Problem:
Write the data out again in full, with no departure from the original.

━━━━━━━━━━━━━━━━

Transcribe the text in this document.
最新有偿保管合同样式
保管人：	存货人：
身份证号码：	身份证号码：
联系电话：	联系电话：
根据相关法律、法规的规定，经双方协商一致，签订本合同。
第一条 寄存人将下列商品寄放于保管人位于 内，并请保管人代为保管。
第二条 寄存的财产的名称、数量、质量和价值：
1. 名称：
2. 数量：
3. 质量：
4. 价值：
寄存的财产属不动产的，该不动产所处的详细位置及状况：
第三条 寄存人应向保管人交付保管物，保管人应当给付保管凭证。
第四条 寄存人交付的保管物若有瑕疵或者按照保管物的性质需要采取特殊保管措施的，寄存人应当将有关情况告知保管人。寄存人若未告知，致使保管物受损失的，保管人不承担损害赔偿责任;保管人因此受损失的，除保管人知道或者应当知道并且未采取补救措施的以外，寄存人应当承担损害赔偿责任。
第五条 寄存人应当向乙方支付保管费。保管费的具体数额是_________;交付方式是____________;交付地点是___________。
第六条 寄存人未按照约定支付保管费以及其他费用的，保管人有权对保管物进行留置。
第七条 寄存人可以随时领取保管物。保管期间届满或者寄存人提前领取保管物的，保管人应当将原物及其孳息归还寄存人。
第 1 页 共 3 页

━━━━━━━━━━━━━━━━

Solution to the exercise:
Transcribe the text in this document.
最新有偿保管合同样式
保管人：	存货人：
身份证号码：	身份证号码：
联系电话：	联系电话：
根据相关法律、法规的规定，经双方协商一致，签订本合同。
第一条 寄存人将下列商品寄放于保管人位于 内，并请保管人代为保管。
第二条 寄存的财产的名称、数量、质量和价值：
1. 名称：
2. 数量：
3. 质量：
4. 价值：
寄存的财产属不动产的，该不动产所处的详细位置及状况：
第三条 寄存人应向保管人交付保管物，保管人应当给付保管凭证。
第四条 寄存人交付的保管物若有瑕疵或者按照保管物的性质需要采取特殊保管措施的，寄存人应当将有关情况告知保管人。寄存人若未告知，致使保管物受损失的，保管人不承担损害赔偿责任;保管人因此受损失的，除保管人知道或者应当知道并且未采取补救措施的以外，寄存人应当承担损害赔偿责任。
第五条 寄存人应当向乙方支付保管费。保管费的具体数额是_________;交付方式是____________;交付地点是___________。
第六条 寄存人未按照约定支付保管费以及其他费用的，保管人有权对保管物进行留置。
第七条 寄存人可以随时领取保管物。保管期间届满或者寄存人提前领取保管物的，保管人应当将原物及其孳息归还寄存人。
第 1 页 共 3 页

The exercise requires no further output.